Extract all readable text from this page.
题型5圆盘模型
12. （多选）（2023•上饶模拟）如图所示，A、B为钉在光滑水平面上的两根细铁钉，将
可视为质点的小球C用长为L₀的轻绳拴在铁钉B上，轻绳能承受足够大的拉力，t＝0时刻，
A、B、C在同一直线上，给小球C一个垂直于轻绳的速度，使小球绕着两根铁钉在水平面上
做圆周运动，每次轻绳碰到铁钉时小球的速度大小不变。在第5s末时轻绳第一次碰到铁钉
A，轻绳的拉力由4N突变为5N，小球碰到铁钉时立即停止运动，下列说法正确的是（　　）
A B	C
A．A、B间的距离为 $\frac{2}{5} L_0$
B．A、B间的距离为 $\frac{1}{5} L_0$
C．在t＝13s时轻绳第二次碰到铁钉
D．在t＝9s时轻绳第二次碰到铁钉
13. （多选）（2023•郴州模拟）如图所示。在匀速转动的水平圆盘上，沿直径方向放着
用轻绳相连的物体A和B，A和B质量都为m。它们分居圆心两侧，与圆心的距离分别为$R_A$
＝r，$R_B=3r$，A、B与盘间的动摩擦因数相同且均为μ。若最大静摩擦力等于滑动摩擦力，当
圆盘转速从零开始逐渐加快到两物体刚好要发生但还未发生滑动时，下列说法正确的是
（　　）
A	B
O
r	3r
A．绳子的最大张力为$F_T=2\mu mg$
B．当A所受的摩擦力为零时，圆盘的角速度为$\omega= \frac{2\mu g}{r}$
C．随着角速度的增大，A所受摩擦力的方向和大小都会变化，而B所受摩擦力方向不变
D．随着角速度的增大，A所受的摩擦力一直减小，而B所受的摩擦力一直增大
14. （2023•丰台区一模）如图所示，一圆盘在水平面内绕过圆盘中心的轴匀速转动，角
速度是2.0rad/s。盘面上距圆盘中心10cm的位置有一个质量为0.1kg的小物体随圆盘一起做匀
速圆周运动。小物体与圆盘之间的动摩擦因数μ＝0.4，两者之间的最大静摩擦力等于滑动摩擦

Problem details
Extract all of the material exactly as it is written.

Final result
Extract all readable text from this page.
题型5圆盘模型
12. （多选）（2023•上饶模拟）如图所示，A、B为钉在光滑水平面上的两根细铁钉，将
可视为质点的小球C用长为L₀的轻绳拴在铁钉B上，轻绳能承受足够大的拉力，t＝0时刻，
A、B、C在同一直线上，给小球C一个垂直于轻绳的速度，使小球绕着两根铁钉在水平面上
做圆周运动，每次轻绳碰到铁钉时小球的速度大小不变。在第5s末时轻绳第一次碰到铁钉
A，轻绳的拉力由4N突变为5N，小球碰到铁钉时立即停止运动，下列说法正确的是（　　）
A B	C
A．A、B间的距离为 $\frac{2}{5} L_0$
B．A、B间的距离为 $\frac{1}{5} L_0$
C．在t＝13s时轻绳第二次碰到铁钉
D．在t＝9s时轻绳第二次碰到铁钉
13. （多选）（2023•郴州模拟）如图所示。在匀速转动的水平圆盘上，沿直径方向放着
用轻绳相连的物体A和B，A和B质量都为m。它们分居圆心两侧，与圆心的距离分别为$R_A$
＝r，$R_B=3r$，A、B与盘间的动摩擦因数相同且均为μ。若最大静摩擦力等于滑动摩擦力，当
圆盘转速从零开始逐渐加快到两物体刚好要发生但还未发生滑动时，下列说法正确的是
（　　）
A	B
O
r	3r
A．绳子的最大张力为$F_T=2\mu mg$
B．当A所受的摩擦力为零时，圆盘的角速度为$\omega= \frac{2\mu g}{r}$
C．随着角速度的增大，A所受摩擦力的方向和大小都会变化，而B所受摩擦力方向不变
D．随着角速度的增大，A所受的摩擦力一直减小，而B所受的摩擦力一直增大
14. （2023•丰台区一模）如图所示，一圆盘在水平面内绕过圆盘中心的轴匀速转动，角
速度是2.0rad/s。盘面上距圆盘中心10cm的位置有一个质量为0.1kg的小物体随圆盘一起做匀
速圆周运动。小物体与圆盘之间的动摩擦因数μ＝0.4，两者之间的最大静摩擦力等于滑动摩擦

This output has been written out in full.